── Listing ──

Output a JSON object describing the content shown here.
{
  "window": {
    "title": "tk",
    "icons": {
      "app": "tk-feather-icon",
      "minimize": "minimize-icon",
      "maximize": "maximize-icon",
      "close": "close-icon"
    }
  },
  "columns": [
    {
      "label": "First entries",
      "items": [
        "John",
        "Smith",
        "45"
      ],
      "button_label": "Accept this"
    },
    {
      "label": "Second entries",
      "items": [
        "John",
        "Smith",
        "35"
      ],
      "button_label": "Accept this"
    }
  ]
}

───

__Task requirements__
In full and verbatim, repeat the records given above.

__Solved exercise__
Output a JSON object describing the content shown here.
{
  "window": {
    "title": "tk",
    "icons": {
      "app": "tk-feather-icon",
      "minimize": "minimize-icon",
      "maximize": "maximize-icon",
      "close": "close-icon"
    }
  },
  "columns": [
    {
      "label": "First entries",
      "items": [
        "John",
        "Smith",
        "45"
      ],
      "button_label": "Accept this"
    },
    {
      "label": "Second entries",
      "items": [
        "John",
        "Smith",
        "35"
      ],
      "button_label": "Accept this"
    }
  ]
}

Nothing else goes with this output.